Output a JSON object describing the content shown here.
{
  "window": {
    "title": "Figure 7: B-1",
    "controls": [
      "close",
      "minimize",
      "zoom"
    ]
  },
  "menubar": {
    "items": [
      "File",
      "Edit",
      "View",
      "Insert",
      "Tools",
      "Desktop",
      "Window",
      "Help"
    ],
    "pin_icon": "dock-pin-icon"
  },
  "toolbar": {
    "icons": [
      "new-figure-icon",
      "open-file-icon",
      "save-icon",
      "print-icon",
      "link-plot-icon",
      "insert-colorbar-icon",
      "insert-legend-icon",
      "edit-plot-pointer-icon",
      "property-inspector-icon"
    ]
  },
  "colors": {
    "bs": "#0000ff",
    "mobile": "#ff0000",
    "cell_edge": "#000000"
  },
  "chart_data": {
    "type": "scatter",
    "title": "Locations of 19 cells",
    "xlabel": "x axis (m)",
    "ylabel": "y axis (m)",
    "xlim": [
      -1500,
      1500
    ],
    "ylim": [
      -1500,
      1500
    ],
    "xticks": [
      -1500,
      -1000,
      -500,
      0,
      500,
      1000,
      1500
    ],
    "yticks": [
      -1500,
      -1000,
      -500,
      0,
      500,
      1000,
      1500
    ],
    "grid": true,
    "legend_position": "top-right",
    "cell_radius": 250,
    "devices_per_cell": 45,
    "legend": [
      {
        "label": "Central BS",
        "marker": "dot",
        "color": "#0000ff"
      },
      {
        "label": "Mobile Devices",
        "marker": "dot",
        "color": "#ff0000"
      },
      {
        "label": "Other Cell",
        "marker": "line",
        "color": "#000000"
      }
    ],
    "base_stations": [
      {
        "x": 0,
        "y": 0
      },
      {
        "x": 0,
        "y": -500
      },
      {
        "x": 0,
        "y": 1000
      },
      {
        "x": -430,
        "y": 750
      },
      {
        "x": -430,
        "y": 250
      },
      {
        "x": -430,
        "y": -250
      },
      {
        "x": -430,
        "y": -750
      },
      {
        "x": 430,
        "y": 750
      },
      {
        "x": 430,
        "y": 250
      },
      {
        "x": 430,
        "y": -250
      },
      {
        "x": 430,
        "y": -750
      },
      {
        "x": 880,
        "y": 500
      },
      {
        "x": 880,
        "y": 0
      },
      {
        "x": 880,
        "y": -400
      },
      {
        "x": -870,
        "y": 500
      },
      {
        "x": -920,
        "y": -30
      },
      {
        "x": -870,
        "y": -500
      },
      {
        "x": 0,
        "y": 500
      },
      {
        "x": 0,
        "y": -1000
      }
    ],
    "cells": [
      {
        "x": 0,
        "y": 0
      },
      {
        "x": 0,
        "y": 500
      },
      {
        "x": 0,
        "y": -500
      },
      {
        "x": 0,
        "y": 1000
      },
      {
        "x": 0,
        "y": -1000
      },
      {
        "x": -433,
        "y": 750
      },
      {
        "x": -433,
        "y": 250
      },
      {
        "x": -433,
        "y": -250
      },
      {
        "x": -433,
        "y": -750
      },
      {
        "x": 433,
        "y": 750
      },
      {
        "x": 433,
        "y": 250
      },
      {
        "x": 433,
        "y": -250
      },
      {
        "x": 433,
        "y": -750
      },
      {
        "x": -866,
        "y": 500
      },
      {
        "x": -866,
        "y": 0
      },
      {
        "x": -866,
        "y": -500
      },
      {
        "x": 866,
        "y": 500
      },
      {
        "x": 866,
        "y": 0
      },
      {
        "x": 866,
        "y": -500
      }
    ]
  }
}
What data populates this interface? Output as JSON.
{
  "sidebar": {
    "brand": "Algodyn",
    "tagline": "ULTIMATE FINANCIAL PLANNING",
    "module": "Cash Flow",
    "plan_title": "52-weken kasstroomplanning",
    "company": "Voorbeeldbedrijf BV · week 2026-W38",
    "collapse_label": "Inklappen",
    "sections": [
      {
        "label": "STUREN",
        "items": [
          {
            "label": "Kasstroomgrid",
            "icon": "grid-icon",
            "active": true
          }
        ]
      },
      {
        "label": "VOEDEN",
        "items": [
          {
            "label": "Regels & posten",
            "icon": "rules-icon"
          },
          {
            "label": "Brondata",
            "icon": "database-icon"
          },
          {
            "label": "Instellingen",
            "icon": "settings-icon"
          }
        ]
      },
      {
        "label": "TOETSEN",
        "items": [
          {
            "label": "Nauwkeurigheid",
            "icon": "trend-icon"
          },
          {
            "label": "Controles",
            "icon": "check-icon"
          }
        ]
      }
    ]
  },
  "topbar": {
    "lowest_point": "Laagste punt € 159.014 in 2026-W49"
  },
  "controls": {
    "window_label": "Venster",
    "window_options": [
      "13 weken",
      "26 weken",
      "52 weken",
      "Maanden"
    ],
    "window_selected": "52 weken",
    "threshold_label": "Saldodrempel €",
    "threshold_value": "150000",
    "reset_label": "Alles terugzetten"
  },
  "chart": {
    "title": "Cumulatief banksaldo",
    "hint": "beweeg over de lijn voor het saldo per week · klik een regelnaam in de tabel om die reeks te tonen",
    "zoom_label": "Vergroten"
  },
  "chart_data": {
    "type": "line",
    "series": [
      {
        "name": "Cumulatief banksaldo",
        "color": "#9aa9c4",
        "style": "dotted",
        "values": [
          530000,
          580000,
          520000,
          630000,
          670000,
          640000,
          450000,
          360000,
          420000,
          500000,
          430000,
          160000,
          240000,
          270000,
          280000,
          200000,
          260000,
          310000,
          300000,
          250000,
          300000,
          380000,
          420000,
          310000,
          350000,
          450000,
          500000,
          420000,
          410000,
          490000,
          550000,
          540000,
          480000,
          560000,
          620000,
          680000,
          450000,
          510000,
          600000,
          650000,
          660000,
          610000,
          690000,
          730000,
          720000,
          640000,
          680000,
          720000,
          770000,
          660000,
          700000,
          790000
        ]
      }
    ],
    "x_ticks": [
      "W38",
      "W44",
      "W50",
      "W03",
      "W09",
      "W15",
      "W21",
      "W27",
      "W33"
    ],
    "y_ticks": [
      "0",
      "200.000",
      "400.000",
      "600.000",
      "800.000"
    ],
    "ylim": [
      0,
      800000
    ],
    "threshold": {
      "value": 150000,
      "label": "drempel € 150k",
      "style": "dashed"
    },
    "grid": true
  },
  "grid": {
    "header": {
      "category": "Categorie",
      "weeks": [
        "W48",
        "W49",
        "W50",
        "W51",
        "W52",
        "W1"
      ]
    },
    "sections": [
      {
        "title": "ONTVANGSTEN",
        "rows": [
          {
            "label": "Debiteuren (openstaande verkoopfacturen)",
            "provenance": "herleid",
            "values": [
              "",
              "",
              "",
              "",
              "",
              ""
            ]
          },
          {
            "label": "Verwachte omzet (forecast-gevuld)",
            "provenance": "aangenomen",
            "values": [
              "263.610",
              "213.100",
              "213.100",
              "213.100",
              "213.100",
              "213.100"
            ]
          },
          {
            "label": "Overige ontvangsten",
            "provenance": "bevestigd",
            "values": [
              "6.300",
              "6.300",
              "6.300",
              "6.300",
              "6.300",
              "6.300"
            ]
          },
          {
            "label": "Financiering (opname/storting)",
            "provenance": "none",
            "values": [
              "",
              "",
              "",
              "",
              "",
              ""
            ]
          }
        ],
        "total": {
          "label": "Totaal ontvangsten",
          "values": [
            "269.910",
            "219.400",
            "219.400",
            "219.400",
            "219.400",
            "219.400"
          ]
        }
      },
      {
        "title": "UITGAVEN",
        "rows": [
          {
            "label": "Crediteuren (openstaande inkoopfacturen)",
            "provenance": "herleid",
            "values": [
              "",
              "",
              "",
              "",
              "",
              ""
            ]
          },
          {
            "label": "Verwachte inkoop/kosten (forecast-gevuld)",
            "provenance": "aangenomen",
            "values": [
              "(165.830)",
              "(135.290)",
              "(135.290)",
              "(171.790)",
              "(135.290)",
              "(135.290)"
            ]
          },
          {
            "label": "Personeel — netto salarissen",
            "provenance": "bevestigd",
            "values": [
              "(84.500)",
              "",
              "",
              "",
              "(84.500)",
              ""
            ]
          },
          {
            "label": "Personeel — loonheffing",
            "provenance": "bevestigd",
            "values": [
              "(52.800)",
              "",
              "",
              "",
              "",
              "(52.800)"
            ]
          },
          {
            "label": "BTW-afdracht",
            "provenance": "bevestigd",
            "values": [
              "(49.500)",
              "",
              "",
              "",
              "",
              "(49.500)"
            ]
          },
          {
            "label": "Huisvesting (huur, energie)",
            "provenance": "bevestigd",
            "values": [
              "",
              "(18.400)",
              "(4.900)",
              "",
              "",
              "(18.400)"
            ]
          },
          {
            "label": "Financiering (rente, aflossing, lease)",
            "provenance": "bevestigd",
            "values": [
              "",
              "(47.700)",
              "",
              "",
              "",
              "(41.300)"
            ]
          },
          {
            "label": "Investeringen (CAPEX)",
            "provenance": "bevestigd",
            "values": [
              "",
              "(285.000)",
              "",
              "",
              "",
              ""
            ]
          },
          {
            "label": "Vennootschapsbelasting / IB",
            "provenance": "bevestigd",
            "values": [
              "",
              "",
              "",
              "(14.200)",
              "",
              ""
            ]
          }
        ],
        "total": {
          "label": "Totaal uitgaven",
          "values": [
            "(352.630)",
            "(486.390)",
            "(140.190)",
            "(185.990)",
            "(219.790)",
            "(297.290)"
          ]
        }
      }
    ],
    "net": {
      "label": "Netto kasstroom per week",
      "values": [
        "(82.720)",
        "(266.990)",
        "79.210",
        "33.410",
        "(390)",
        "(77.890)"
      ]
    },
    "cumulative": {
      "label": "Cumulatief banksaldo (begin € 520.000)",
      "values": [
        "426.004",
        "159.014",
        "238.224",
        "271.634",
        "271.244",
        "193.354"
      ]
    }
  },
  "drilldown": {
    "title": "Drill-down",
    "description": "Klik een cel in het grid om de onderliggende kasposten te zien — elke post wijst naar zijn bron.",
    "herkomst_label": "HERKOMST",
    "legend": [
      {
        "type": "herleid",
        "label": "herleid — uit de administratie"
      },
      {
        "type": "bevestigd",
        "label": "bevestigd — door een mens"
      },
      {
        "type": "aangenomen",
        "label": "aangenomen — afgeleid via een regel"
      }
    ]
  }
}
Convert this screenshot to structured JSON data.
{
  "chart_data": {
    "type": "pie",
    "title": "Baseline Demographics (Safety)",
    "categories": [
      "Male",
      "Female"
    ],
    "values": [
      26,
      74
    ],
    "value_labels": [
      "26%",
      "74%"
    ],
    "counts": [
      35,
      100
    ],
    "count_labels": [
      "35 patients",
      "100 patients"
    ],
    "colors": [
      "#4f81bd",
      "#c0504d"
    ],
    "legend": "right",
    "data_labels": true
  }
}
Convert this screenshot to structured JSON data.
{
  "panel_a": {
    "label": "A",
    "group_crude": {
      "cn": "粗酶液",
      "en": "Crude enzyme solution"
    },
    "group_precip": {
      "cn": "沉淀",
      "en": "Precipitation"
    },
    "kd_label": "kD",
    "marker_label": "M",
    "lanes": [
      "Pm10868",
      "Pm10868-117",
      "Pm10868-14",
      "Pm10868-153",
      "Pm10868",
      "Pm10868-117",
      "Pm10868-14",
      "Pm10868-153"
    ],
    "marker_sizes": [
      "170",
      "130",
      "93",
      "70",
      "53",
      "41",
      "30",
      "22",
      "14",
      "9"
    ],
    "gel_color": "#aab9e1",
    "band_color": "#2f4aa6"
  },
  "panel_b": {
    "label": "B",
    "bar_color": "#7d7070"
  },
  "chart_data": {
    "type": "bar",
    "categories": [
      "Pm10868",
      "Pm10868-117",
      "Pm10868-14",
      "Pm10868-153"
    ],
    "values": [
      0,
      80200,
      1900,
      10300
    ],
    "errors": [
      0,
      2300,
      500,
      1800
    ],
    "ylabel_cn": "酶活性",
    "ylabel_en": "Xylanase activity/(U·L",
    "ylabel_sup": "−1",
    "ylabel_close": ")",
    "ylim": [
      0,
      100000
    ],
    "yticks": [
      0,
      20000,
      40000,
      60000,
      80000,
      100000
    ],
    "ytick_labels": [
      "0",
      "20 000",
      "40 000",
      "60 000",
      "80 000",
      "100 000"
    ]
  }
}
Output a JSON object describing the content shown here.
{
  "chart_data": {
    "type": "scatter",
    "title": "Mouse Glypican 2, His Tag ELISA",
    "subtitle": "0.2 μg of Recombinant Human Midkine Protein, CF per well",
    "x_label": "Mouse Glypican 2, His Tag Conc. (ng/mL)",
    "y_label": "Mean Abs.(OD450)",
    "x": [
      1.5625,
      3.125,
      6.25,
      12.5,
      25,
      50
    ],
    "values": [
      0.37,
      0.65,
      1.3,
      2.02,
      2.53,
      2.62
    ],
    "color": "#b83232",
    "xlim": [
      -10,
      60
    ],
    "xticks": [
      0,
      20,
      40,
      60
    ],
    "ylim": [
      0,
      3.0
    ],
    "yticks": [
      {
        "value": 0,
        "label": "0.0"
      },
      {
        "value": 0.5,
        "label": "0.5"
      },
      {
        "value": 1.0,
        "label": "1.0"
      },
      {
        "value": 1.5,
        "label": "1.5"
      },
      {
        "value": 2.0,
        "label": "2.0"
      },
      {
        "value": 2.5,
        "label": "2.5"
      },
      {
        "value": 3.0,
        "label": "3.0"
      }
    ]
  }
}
========================================================================
* Work task: Above are some records. Report the number of their lines that include "Glypican", and add nothing else.

* Output for this task: 2